:: WHAT THE TASK ASKS ::
Edit the listings below by replacing every "x-tick-label" with "x-axis-tick-label", and reproduce all other lines unchanged.

:: ENTRIES SUPPLIED

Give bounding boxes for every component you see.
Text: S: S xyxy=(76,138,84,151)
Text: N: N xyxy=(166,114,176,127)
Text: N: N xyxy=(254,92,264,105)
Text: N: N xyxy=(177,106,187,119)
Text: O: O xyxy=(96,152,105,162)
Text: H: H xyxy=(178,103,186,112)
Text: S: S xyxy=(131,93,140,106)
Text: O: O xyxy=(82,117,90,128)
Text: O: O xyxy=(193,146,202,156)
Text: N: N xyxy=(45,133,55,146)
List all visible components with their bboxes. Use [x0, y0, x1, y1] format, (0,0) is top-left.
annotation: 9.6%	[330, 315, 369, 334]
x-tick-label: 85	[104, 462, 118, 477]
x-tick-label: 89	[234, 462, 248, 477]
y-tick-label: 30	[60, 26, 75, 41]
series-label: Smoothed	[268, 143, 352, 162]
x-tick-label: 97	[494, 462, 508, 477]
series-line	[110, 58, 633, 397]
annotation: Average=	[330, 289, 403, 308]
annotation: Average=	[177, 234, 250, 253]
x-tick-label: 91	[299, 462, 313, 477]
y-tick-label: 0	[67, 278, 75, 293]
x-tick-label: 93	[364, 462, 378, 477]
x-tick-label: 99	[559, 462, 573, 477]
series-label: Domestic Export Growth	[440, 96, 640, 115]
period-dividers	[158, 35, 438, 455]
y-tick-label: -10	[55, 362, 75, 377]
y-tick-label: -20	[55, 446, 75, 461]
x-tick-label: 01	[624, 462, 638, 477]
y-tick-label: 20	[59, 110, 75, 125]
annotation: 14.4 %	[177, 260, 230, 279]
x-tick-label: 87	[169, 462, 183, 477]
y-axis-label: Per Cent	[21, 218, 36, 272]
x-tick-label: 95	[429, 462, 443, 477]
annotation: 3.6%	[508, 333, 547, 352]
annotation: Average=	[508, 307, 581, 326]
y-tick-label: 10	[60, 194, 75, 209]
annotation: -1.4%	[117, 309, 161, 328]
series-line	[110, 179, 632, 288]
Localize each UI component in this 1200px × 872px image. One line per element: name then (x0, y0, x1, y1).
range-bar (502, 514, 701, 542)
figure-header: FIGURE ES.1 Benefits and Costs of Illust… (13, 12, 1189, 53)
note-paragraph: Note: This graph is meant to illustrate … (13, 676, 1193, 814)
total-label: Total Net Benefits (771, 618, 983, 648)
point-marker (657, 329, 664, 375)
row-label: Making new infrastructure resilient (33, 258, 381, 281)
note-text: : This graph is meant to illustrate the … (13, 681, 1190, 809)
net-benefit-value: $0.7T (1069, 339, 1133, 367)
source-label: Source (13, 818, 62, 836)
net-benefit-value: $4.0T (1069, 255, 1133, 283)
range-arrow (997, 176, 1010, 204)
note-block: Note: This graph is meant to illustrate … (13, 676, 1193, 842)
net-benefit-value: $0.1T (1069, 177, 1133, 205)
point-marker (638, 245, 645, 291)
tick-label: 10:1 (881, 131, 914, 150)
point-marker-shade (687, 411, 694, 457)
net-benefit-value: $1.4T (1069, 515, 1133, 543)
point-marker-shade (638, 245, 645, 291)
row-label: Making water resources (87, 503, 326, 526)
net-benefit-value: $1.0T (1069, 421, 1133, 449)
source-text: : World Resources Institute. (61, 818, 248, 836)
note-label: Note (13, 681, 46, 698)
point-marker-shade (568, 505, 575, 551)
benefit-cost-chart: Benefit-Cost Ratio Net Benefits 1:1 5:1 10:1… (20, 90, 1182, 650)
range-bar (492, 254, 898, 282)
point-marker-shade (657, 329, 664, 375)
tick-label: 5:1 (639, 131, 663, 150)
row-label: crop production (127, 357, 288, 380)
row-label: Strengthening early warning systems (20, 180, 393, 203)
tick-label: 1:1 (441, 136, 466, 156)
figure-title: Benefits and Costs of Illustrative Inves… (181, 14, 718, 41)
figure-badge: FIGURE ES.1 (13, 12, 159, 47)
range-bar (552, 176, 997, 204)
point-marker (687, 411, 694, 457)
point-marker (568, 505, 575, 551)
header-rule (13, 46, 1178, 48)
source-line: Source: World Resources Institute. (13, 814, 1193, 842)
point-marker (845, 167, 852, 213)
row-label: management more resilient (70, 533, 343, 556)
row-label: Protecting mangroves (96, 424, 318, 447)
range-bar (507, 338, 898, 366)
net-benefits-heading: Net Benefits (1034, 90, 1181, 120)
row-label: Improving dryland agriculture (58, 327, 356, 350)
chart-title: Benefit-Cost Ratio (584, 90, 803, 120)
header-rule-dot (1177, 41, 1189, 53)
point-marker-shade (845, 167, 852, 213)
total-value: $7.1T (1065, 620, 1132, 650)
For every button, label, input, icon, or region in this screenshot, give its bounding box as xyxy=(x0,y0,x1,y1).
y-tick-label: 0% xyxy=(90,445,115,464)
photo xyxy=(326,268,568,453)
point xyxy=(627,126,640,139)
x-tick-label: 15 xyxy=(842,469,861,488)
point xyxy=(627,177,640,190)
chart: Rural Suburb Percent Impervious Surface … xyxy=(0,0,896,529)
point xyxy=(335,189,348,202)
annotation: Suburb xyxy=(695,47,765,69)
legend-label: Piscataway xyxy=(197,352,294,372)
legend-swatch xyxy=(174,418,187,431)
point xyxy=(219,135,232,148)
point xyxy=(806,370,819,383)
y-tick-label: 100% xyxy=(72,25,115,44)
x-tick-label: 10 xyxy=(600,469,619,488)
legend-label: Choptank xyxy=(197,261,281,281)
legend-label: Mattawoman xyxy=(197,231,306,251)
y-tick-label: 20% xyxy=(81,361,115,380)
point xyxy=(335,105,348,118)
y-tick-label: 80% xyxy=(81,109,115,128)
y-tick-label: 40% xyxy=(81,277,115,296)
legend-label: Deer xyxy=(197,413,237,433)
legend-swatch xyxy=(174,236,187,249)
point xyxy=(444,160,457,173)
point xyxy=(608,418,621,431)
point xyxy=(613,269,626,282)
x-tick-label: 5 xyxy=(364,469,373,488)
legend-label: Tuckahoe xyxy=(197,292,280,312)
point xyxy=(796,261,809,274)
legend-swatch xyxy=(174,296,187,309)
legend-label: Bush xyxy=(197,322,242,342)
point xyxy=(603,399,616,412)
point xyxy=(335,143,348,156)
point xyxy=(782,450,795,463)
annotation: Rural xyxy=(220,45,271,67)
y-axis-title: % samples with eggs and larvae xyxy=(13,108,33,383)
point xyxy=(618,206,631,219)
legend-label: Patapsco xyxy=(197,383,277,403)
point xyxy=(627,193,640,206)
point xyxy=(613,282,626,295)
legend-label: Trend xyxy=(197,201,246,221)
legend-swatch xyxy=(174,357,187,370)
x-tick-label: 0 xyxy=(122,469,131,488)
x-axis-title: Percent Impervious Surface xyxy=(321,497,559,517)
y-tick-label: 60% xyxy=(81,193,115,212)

::::

:: WORKED ANSWER ::
Give bounding boxes for every component you see.
Text: S: S xyxy=(76,138,84,151)
Text: N: N xyxy=(166,114,176,127)
Text: N: N xyxy=(254,92,264,105)
Text: N: N xyxy=(177,106,187,119)
Text: O: O xyxy=(96,152,105,162)
Text: H: H xyxy=(178,103,186,112)
Text: S: S xyxy=(131,93,140,106)
Text: O: O xyxy=(82,117,90,128)
Text: O: O xyxy=(193,146,202,156)
Text: N: N xyxy=(45,133,55,146)
List all visible components with their bboxes. Use [x0, y0, x1, y1] format, (0,0) is top-left.
annotation: 9.6%	[330, 315, 369, 334]
x-axis-tick-label: 85	[104, 462, 118, 477]
x-axis-tick-label: 89	[234, 462, 248, 477]
y-tick-label: 30	[60, 26, 75, 41]
series-label: Smoothed	[268, 143, 352, 162]
x-axis-tick-label: 97	[494, 462, 508, 477]
series-line	[110, 58, 633, 397]
annotation: Average=	[330, 289, 403, 308]
annotation: Average=	[177, 234, 250, 253]
x-axis-tick-label: 91	[299, 462, 313, 477]
y-tick-label: 0	[67, 278, 75, 293]
x-axis-tick-label: 93	[364, 462, 378, 477]
x-axis-tick-label: 99	[559, 462, 573, 477]
series-label: Domestic Export Growth	[440, 96, 640, 115]
period-dividers	[158, 35, 438, 455]
y-tick-label: -10	[55, 362, 75, 377]
y-tick-label: -20	[55, 446, 75, 461]
x-axis-tick-label: 01	[624, 462, 638, 477]
y-tick-label: 20	[59, 110, 75, 125]
annotation: 14.4 %	[177, 260, 230, 279]
x-axis-tick-label: 87	[169, 462, 183, 477]
y-axis-label: Per Cent	[21, 218, 36, 272]
x-axis-tick-label: 95	[429, 462, 443, 477]
annotation: 3.6%	[508, 333, 547, 352]
annotation: Average=	[508, 307, 581, 326]
y-tick-label: 10	[60, 194, 75, 209]
annotation: -1.4%	[117, 309, 161, 328]
series-line	[110, 179, 632, 288]
Localize each UI component in this 1200px × 872px image. One line per element: name then (x0, y0, x1, y1).
range-bar (502, 514, 701, 542)
figure-header: FIGURE ES.1 Benefits and Costs of Illust… (13, 12, 1189, 53)
note-paragraph: Note: This graph is meant to illustrate … (13, 676, 1193, 814)
total-label: Total Net Benefits (771, 618, 983, 648)
point-marker (657, 329, 664, 375)
row-label: Making new infrastructure resilient (33, 258, 381, 281)
note-text: : This graph is meant to illustrate the … (13, 681, 1190, 809)
net-benefit-value: $0.7T (1069, 339, 1133, 367)
source-label: Source (13, 818, 62, 836)
net-benefit-value: $4.0T (1069, 255, 1133, 283)
range-arrow (997, 176, 1010, 204)
note-block: Note: This graph is meant to illustrate … (13, 676, 1193, 842)
net-benefit-value: $0.1T (1069, 177, 1133, 205)
point-marker (638, 245, 645, 291)
tick-label: 10:1 (881, 131, 914, 150)
point-marker-shade (687, 411, 694, 457)
net-benefit-value: $1.4T (1069, 515, 1133, 543)
point-marker-shade (638, 245, 645, 291)
row-label: Making water resources (87, 503, 326, 526)
net-benefit-value: $1.0T (1069, 421, 1133, 449)
source-text: : World Resources Institute. (61, 818, 248, 836)
note-label: Note (13, 681, 46, 698)
point-marker-shade (568, 505, 575, 551)
benefit-cost-chart: Benefit-Cost Ratio Net Benefits 1:1 5:1 10:1… (20, 90, 1182, 650)
range-bar (492, 254, 898, 282)
point-marker-shade (657, 329, 664, 375)
tick-label: 5:1 (639, 131, 663, 150)
row-label: crop production (127, 357, 288, 380)
row-label: Strengthening early warning systems (20, 180, 393, 203)
tick-label: 1:1 (441, 136, 466, 156)
figure-title: Benefits and Costs of Illustrative Inves… (181, 14, 718, 41)
figure-badge: FIGURE ES.1 (13, 12, 159, 47)
range-bar (552, 176, 997, 204)
point-marker (687, 411, 694, 457)
point-marker (568, 505, 575, 551)
header-rule (13, 46, 1178, 48)
source-line: Source: World Resources Institute. (13, 814, 1193, 842)
point-marker (845, 167, 852, 213)
row-label: management more resilient (70, 533, 343, 556)
row-label: Protecting mangroves (96, 424, 318, 447)
range-bar (507, 338, 898, 366)
net-benefits-heading: Net Benefits (1034, 90, 1181, 120)
row-label: Improving dryland agriculture (58, 327, 356, 350)
chart-title: Benefit-Cost Ratio (584, 90, 803, 120)
header-rule-dot (1177, 41, 1189, 53)
point-marker-shade (845, 167, 852, 213)
total-value: $7.1T (1065, 620, 1132, 650)
For every button, label, input, icon, or region in this screenshot, give its bounding box as xyxy=(x0,y0,x1,y1).
y-tick-label: 0% xyxy=(90,445,115,464)
photo xyxy=(326,268,568,453)
point xyxy=(627,126,640,139)
x-axis-tick-label: 15 xyxy=(842,469,861,488)
point xyxy=(627,177,640,190)
chart: Rural Suburb Percent Impervious Surface … xyxy=(0,0,896,529)
point xyxy=(335,189,348,202)
annotation: Suburb xyxy=(695,47,765,69)
legend-label: Piscataway xyxy=(197,352,294,372)
legend-swatch xyxy=(174,418,187,431)
point xyxy=(219,135,232,148)
point xyxy=(806,370,819,383)
y-tick-label: 100% xyxy=(72,25,115,44)
x-axis-tick-label: 10 xyxy=(600,469,619,488)
legend-label: Choptank xyxy=(197,261,281,281)
legend-label: Mattawoman xyxy=(197,231,306,251)
y-tick-label: 20% xyxy=(81,361,115,380)
point xyxy=(335,105,348,118)
y-tick-label: 80% xyxy=(81,109,115,128)
y-tick-label: 40% xyxy=(81,277,115,296)
legend-label: Deer xyxy=(197,413,237,433)
legend-swatch xyxy=(174,236,187,249)
point xyxy=(444,160,457,173)
point xyxy=(608,418,621,431)
point xyxy=(613,269,626,282)
x-axis-tick-label: 5 xyxy=(364,469,373,488)
legend-label: Tuckahoe xyxy=(197,292,280,312)
point xyxy=(796,261,809,274)
legend-swatch xyxy=(174,296,187,309)
legend-label: Bush xyxy=(197,322,242,342)
point xyxy=(603,399,616,412)
point xyxy=(335,143,348,156)
point xyxy=(782,450,795,463)
annotation: Rural xyxy=(220,45,271,67)
y-axis-title: % samples with eggs and larvae xyxy=(13,108,33,383)
point xyxy=(618,206,631,219)
legend-label: Patapsco xyxy=(197,383,277,403)
point xyxy=(627,193,640,206)
point xyxy=(613,282,626,295)
legend-label: Trend xyxy=(197,201,246,221)
legend-swatch xyxy=(174,357,187,370)
x-axis-tick-label: 0 xyxy=(122,469,131,488)
x-axis-title: Percent Impervious Surface xyxy=(321,497,559,517)
y-tick-label: 60% xyxy=(81,193,115,212)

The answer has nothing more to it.